--- WHAT THE EXERCISE ASKS ---
Make an exact copy of all the entries, but do not reproduce the pictures.

━━━ SUPPLIED MATERIAL

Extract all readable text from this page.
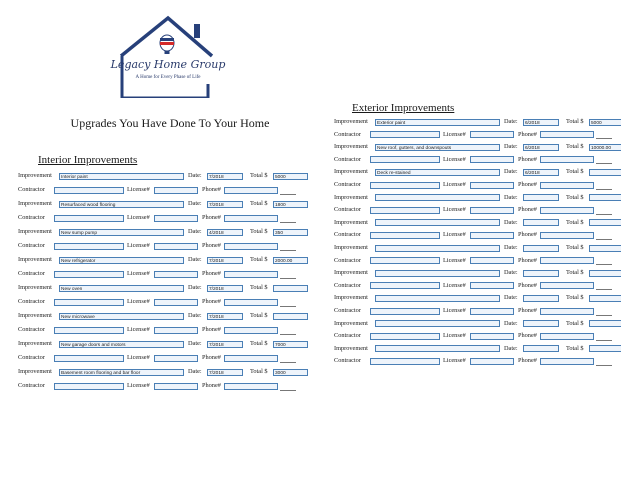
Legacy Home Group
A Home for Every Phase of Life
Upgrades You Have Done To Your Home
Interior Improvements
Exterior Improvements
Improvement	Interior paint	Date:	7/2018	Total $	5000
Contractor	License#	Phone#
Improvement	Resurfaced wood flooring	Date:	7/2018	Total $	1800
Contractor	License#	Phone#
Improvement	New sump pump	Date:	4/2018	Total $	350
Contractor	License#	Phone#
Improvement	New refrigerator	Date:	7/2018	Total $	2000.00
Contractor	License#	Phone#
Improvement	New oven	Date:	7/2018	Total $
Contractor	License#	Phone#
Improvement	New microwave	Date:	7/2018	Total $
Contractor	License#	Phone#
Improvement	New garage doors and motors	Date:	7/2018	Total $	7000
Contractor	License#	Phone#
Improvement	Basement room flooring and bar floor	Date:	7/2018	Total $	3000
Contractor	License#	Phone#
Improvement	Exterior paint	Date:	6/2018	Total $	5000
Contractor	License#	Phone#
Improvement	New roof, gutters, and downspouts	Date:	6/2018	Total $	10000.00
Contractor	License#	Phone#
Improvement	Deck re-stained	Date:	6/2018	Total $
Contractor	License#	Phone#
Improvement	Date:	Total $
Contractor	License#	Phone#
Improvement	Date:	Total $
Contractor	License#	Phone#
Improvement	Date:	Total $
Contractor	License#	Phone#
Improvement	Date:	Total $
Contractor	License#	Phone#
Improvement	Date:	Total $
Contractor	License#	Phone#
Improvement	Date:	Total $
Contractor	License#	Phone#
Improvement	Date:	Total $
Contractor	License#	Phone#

━━━━━━

--- WRITTEN SOLUTION ---
Extract all readable text from this page.
Legacy Home Group
A Home for Every Phase of Life
Upgrades You Have Done To Your Home
Interior Improvements
Exterior Improvements
Improvement	Interior paint	Date:	7/2018	Total $	5000
Contractor	License#	Phone#
Improvement	Resurfaced wood flooring	Date:	7/2018	Total $	1800
Contractor	License#	Phone#
Improvement	New sump pump	Date:	4/2018	Total $	350
Contractor	License#	Phone#
Improvement	New refrigerator	Date:	7/2018	Total $	2000.00
Contractor	License#	Phone#
Improvement	New oven	Date:	7/2018	Total $
Contractor	License#	Phone#
Improvement	New microwave	Date:	7/2018	Total $
Contractor	License#	Phone#
Improvement	New garage doors and motors	Date:	7/2018	Total $	7000
Contractor	License#	Phone#
Improvement	Basement room flooring and bar floor	Date:	7/2018	Total $	3000
Contractor	License#	Phone#
Improvement	Exterior paint	Date:	6/2018	Total $	5000
Contractor	License#	Phone#
Improvement	New roof, gutters, and downspouts	Date:	6/2018	Total $	10000.00
Contractor	License#	Phone#
Improvement	Deck re-stained	Date:	6/2018	Total $
Contractor	License#	Phone#
Improvement	Date:	Total $
Contractor	License#	Phone#
Improvement	Date:	Total $
Contractor	License#	Phone#
Improvement	Date:	Total $
Contractor	License#	Phone#
Improvement	Date:	Total $
Contractor	License#	Phone#
Improvement	Date:	Total $
Contractor	License#	Phone#
Improvement	Date:	Total $
Contractor	License#	Phone#
Improvement	Date:	Total $
Contractor	License#	Phone#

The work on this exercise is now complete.